[START Entries shown]

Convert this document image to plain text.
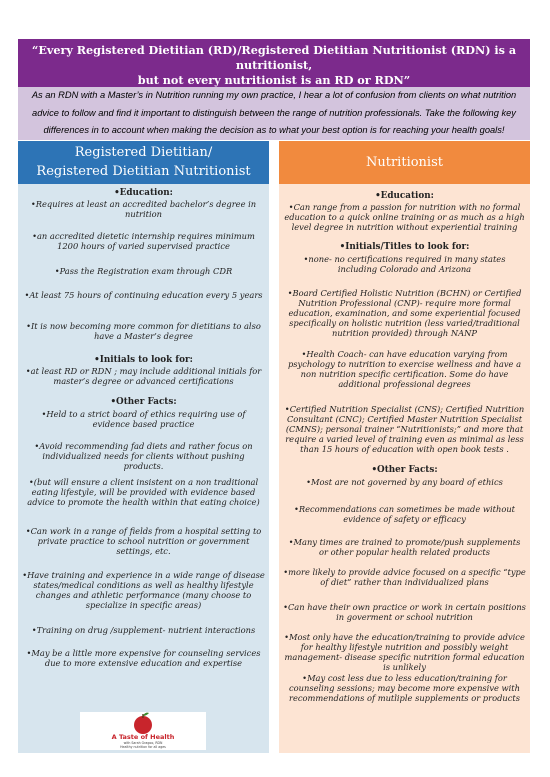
“Every Registered Dietitian (RD)/Registered Dietitian Nutritionist (RDN) is a nutritionist,
but not every nutritionist is an RD or RDN”
As an RDN with a Master’s in Nutrition running my own practice, I hear a lot of confusion from clients on what nutrition advice to follow and find it important to distinguish between the range of nutrition professionals. Take the following key differences in to account when making the decision as to what your best option is for reaching your health goals!
Registered Dietitian/
Registered Dietitian Nutritionist
Nutritionist
•Education:
•Requires at least an accredited bachelor’s degree in nutrition
•an accredited dietetic internship requires minimum 1200 hours of varied supervised practice
•Pass the Registration exam through CDR
•At least 75 hours of continuing education every 5 years
•It is now becoming more common for dietitians to also have a Master’s degree
•Initials to look for:
•at least RD or RDN ; may include additional initials for master’s degree or advanced certifications
•Other Facts:
•Held to a strict board of ethics requiring use of evidence based practice
•Avoid recommending fad diets and rather focus on individualized needs for clients without pushing products.
•(but will ensure a client insistent on a non traditional eating lifestyle, will be provided with evidence based advice to promote the health within that eating choice)
•Can work in a range of fields from a hospital setting to private practice to school nutrition or government settings, etc.
•Have training and experience in a wide range of disease states/medical conditions as well as healthy lifestyle changes and athletic performance (many choose to specialize in specific areas)
•Training on drug /supplement- nutrient interactions
•May be a little more expensive for counseling services due to more extensive education and expertise
A Taste of Health
with Sarah Gragoo, RDN
Healthy nutrition for all ages
•Education:
•Can range from a passion for nutrition with no formal education to a quick online training or as much as a high level degree in nutrition without experiential training
•Initials/Titles to look for:
•none- no certifications required in many states including Colorado and Arizona
•Board Certified Holistic Nutrition (BCHN) or Certified Nutrition Professional (CNP)- require more formal education, examination, and some experiential focused specifically on holistic nutrition (less varied/traditional nutrition provided) through NANP
•Health Coach- can have education varying from psychology to nutrition to exercise wellness and have a non nutrition specific certification. Some do have additional professional degrees
•Certified Nutrition Specialist (CNS); Certified Nutrition Consultant (CNC); Certified Master Nutrition Specialist (CMNS); personal trainer “Nutritionists;” and more that require a varied level of training even as minimal as less than 15 hours of education with open book tests .
•Other Facts:
•Most are not governed by any board of ethics
•Recommendations can sometimes be made without evidence of safety or efficacy
•Many times are trained to promote/push supplements or other popular health related products
•more likely to provide advice focused on a specific “type of diet” rather than individualized plans
•Can have their own practice or work in certain positions in goverment or school nutrition
•Most only have the education/training to provide advice for healthy lifestyle nutrition and possibly weight management- disease specific nutrition formal education is unlikely
•May cost less due to less education/training for counseling sessions; may become more expensive with recommendations of mutliple supplements or products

[END Entries shown]

Problem:
Search the records for the word "provided", then list every line that has it.

Output for this exercise:
•(but will ensure a client insistent on a non traditional eating lifestyle, will be provided with evidence based advice to promote the health within that eating choice)
•Board Certified Holistic Nutrition (BCHN) or Certified Nutrition Professional (CNP)- require more formal education, examination, and some experiential focused specifically on holistic nutrition (less varied/traditional nutrition provided) through NANP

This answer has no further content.